* START Given records *
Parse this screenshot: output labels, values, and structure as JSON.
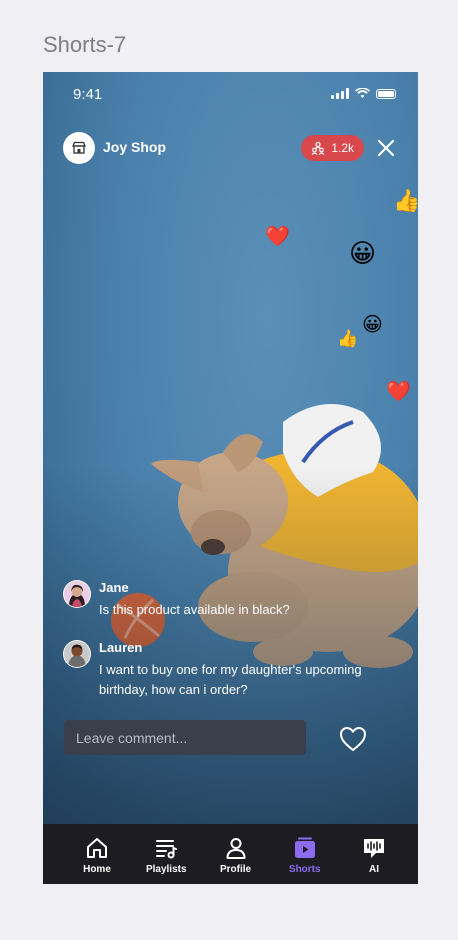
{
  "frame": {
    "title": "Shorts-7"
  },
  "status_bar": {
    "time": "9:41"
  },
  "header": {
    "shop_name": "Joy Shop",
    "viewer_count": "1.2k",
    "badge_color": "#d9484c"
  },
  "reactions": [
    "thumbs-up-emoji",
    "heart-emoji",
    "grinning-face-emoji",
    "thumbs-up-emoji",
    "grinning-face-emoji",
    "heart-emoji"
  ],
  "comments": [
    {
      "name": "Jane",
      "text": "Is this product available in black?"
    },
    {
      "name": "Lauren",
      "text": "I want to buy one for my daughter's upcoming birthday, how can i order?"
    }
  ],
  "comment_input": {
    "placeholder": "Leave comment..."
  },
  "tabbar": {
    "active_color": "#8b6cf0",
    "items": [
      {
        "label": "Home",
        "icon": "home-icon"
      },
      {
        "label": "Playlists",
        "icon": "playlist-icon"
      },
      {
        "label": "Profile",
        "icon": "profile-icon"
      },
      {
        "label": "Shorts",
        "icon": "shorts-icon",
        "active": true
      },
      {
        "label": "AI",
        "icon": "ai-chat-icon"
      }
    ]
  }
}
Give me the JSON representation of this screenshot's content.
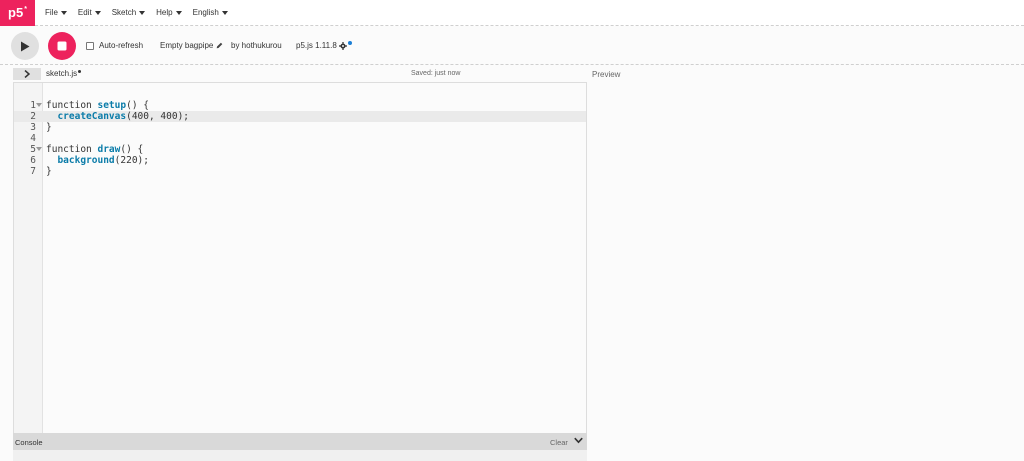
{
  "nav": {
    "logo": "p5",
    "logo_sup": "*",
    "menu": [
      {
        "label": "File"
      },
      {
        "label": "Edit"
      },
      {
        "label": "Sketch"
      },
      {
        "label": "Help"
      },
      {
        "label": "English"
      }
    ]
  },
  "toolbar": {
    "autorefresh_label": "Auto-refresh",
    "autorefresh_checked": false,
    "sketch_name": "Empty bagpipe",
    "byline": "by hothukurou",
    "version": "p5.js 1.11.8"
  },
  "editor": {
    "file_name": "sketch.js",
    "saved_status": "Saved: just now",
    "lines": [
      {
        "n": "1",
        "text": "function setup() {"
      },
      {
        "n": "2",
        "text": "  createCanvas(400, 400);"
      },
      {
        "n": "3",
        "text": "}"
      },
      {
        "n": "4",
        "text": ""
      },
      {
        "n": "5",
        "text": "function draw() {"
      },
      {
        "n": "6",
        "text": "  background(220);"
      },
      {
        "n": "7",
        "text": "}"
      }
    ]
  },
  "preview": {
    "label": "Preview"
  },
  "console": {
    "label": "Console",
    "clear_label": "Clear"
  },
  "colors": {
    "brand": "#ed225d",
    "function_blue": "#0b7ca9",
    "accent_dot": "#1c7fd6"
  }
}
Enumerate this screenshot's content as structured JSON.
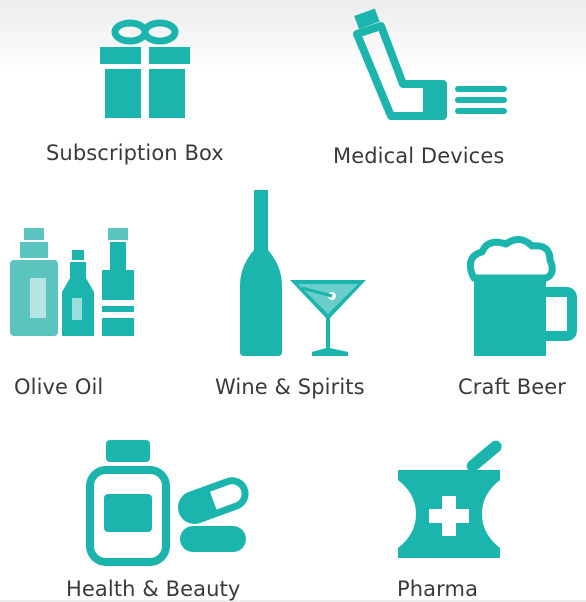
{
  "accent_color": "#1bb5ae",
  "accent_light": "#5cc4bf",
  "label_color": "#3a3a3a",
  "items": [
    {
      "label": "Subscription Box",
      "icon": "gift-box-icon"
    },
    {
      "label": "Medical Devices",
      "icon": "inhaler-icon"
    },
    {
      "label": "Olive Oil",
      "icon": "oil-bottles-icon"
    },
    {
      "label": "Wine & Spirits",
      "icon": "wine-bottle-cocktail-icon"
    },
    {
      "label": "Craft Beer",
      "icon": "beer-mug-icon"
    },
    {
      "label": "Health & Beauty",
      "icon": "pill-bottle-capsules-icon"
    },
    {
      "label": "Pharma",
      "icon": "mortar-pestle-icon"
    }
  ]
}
* END Given records *
Copy out all of the data word for word. Do not carry over any picture.

### Final answer
Parse this screenshot: output labels, values, and structure as JSON.
{
  "frame": {
    "title": "Shorts-7"
  },
  "status_bar": {
    "time": "9:41"
  },
  "header": {
    "shop_name": "Joy Shop",
    "viewer_count": "1.2k",
    "badge_color": "#d9484c"
  },
  "reactions": [
    "thumbs-up-emoji",
    "heart-emoji",
    "grinning-face-emoji",
    "thumbs-up-emoji",
    "grinning-face-emoji",
    "heart-emoji"
  ],
  "comments": [
    {
      "name": "Jane",
      "text": "Is this product available in black?"
    },
    {
      "name": "Lauren",
      "text": "I want to buy one for my daughter's upcoming birthday, how can i order?"
    }
  ],
  "comment_input": {
    "placeholder": "Leave comment..."
  },
  "tabbar": {
    "active_color": "#8b6cf0",
    "items": [
      {
        "label": "Home",
        "icon": "home-icon"
      },
      {
        "label": "Playlists",
        "icon": "playlist-icon"
      },
      {
        "label": "Profile",
        "icon": "profile-icon"
      },
      {
        "label": "Shorts",
        "icon": "shorts-icon",
        "active": true
      },
      {
        "label": "AI",
        "icon": "ai-chat-icon"
      }
    ]
  }
}
Give me the JSON representation of this screenshot's content.
{
  "nav": {
    "logo": "p5",
    "logo_sup": "*",
    "menu": [
      {
        "label": "File"
      },
      {
        "label": "Edit"
      },
      {
        "label": "Sketch"
      },
      {
        "label": "Help"
      },
      {
        "label": "English"
      }
    ]
  },
  "toolbar": {
    "autorefresh_label": "Auto-refresh",
    "autorefresh_checked": false,
    "sketch_name": "Empty bagpipe",
    "byline": "by hothukurou",
    "version": "p5.js 1.11.8"
  },
  "editor": {
    "file_name": "sketch.js",
    "saved_status": "Saved: just now",
    "lines": [
      {
        "n": "1",
        "text": "function setup() {"
      },
      {
        "n": "2",
        "text": "  createCanvas(400, 400);"
      },
      {
        "n": "3",
        "text": "}"
      },
      {
        "n": "4",
        "text": ""
      },
      {
        "n": "5",
        "text": "function draw() {"
      },
      {
        "n": "6",
        "text": "  background(220);"
      },
      {
        "n": "7",
        "text": "}"
      }
    ]
  },
  "preview": {
    "label": "Preview"
  },
  "console": {
    "label": "Console",
    "clear_label": "Clear"
  },
  "colors": {
    "brand": "#ed225d",
    "function_blue": "#0b7ca9",
    "accent_dot": "#1c7fd6"
  }
}
Enumerate this screenshot's content as structured JSON.
{
  "accent_color": "#1bb5ae",
  "accent_light": "#5cc4bf",
  "label_color": "#3a3a3a",
  "items": [
    {
      "label": "Subscription Box",
      "icon": "gift-box-icon"
    },
    {
      "label": "Medical Devices",
      "icon": "inhaler-icon"
    },
    {
      "label": "Olive Oil",
      "icon": "oil-bottles-icon"
    },
    {
      "label": "Wine & Spirits",
      "icon": "wine-bottle-cocktail-icon"
    },
    {
      "label": "Craft Beer",
      "icon": "beer-mug-icon"
    },
    {
      "label": "Health & Beauty",
      "icon": "pill-bottle-capsules-icon"
    },
    {
      "label": "Pharma",
      "icon": "mortar-pestle-icon"
    }
  ]
}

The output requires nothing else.